REQUEST A
List the usernames of every author who posts in the forum thread below.
━━ TEXT EXTRACT ━━
# Weekly Photo Challenge #38 for Week of 4/3/16



## LOVEMYLABXS (Apr 3, 2016)

I'm hoping Dennis is just out chasin a turkey or gone fishin so I'll jump in and help him out again

This week's theme is RAILROAD the interpretation is up to you. 
The Rules:

#1- Photos will be in compliance with the rules of this forum.

#2- This is NOT a competition. The sole intent of this challenge is fun and friendship.

#3- There are no "image quality" standards or requirements. Shots taken with cell phones, iPads, point & shoots, etc. are just as welcome as those taken with DSLRs and top of the line gear. This challenge is about participation and enjoying photography.

#4- Submitted photos will be new pics taken just for this week's challenge. The intent is to get out there and have fun with photography, not to show off stuff you’ve already taken. 

#5- Please submit only one photo per week in the challenge thread that shows your interpretation of this week's theme. Be creative! (You may start your own thread for sharing of your other shots.) 

#6- Challenge yourself to be a participant of each week's challenge, but feel free to jump in at any point.

#7- HAVE FUN!


----------



## mrs. hornet22 (Apr 3, 2016)

I apologize for not following rules, but when I saw the name of the challenge I couldn't resist. One of my boy's cover photo's from when he was in his band.


----------



## wvdawg (Apr 3, 2016)

mrs. hornet22 said:


> I apologize for not following rules, but when I saw the name of the challenge I couldn't resist. One of my boy's cover photo's from when he was in his band.



  Say it isn't so!  Okay, for punishment you have to find another railroad shot for the week!


----------



## wvdawg (Apr 3, 2016)

Thanks Mike - good topic - yep, out looking for turkeys!
━━━
REQUEST B
Find and copy every line in the rows below that contains the string "phosphate". Case counts.
━━ INFORMATION GIVEN ━━
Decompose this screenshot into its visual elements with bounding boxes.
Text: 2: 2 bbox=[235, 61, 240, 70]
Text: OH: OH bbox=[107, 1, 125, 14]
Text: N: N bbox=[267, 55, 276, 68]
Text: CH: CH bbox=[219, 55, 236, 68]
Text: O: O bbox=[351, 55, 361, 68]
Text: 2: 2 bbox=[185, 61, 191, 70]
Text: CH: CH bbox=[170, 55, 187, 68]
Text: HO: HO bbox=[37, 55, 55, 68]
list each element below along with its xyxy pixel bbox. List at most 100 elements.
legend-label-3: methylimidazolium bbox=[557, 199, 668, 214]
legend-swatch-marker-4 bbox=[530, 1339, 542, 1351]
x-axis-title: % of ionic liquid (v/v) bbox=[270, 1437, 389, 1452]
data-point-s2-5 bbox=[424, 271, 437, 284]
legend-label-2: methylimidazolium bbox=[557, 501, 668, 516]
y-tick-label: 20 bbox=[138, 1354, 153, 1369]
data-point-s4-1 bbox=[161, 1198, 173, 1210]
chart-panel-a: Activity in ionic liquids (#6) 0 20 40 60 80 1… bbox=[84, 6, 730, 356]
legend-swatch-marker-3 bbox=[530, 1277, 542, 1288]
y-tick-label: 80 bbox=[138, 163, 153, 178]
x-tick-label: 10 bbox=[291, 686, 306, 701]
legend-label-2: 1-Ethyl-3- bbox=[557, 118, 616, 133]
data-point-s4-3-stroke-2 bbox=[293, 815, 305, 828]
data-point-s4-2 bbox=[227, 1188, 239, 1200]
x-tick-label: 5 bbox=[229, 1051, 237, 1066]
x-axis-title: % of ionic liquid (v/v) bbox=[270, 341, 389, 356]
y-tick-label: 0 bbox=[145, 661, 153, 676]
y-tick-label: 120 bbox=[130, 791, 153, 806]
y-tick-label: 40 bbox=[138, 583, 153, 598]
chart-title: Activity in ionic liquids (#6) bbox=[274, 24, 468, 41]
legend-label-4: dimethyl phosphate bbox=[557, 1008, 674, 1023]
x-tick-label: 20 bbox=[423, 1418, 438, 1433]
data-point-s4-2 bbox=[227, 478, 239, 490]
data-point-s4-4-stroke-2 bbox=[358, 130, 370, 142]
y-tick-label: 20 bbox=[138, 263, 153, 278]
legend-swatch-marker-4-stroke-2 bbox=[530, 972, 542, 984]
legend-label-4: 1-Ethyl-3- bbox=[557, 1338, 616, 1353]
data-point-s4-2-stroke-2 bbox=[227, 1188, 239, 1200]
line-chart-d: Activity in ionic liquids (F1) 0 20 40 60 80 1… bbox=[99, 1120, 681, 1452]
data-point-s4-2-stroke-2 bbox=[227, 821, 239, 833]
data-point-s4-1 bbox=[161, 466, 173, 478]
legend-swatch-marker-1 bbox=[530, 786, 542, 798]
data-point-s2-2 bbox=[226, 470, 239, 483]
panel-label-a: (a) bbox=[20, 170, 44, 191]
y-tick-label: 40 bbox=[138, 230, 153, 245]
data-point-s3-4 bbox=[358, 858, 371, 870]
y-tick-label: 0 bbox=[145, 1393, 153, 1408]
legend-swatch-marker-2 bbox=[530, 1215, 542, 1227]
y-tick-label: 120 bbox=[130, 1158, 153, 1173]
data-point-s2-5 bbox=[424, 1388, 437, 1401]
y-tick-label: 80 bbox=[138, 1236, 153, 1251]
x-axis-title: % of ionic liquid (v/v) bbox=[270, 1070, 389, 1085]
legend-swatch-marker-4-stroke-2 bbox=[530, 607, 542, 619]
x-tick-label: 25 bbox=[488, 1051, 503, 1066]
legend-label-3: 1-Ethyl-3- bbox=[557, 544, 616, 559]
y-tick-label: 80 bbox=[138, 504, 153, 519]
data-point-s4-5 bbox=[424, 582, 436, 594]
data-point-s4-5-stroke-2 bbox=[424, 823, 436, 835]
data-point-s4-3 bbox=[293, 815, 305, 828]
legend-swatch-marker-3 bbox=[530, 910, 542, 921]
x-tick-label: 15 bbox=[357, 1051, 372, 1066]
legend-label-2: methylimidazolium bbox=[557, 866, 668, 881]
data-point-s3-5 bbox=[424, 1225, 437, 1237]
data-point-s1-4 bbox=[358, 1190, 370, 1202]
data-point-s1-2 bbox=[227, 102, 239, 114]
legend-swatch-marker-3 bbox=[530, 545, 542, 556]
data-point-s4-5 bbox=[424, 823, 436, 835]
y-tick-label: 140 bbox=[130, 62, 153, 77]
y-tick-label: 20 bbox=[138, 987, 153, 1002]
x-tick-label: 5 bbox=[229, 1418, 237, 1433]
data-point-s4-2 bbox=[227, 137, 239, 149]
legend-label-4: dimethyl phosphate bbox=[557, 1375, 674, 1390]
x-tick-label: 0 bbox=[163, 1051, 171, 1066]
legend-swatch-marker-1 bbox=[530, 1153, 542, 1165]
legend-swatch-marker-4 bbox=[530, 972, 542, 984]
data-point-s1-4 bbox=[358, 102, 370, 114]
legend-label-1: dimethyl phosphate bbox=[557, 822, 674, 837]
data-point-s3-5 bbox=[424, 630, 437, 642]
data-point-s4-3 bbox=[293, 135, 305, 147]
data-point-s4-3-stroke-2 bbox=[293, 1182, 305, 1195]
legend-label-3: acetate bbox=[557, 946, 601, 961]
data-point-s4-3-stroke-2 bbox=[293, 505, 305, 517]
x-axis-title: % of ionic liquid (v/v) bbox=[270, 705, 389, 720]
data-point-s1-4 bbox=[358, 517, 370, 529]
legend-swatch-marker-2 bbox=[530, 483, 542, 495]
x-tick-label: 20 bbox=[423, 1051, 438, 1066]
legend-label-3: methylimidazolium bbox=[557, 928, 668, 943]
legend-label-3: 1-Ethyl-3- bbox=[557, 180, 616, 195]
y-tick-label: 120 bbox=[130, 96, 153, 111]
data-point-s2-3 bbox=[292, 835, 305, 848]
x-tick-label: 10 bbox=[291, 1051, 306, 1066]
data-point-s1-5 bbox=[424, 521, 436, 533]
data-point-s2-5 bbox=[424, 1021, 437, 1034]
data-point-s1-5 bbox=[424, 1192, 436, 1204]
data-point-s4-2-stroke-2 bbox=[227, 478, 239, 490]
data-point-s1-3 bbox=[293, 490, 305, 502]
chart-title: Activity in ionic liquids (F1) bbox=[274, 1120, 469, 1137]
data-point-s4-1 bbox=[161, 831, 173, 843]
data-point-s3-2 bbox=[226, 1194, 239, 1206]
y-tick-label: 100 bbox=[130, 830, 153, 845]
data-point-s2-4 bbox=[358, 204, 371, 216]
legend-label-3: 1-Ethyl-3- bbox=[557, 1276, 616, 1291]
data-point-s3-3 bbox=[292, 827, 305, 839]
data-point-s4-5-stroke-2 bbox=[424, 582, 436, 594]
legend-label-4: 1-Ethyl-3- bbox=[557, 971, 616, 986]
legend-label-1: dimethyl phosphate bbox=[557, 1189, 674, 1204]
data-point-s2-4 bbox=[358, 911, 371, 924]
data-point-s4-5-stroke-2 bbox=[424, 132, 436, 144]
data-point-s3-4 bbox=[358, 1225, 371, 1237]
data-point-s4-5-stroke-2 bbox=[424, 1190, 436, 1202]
━━━
EXERCISE OUTPUT A
LOVEMYLABXS, mrs. hornet22, wvdawg

EXERCISE OUTPUT B
legend-label-4: dimethyl phosphate bbox=[557, 1008, 674, 1023]
legend-label-4: dimethyl phosphate bbox=[557, 1375, 674, 1390]
legend-label-1: dimethyl phosphate bbox=[557, 822, 674, 837]
legend-label-1: dimethyl phosphate bbox=[557, 1189, 674, 1204]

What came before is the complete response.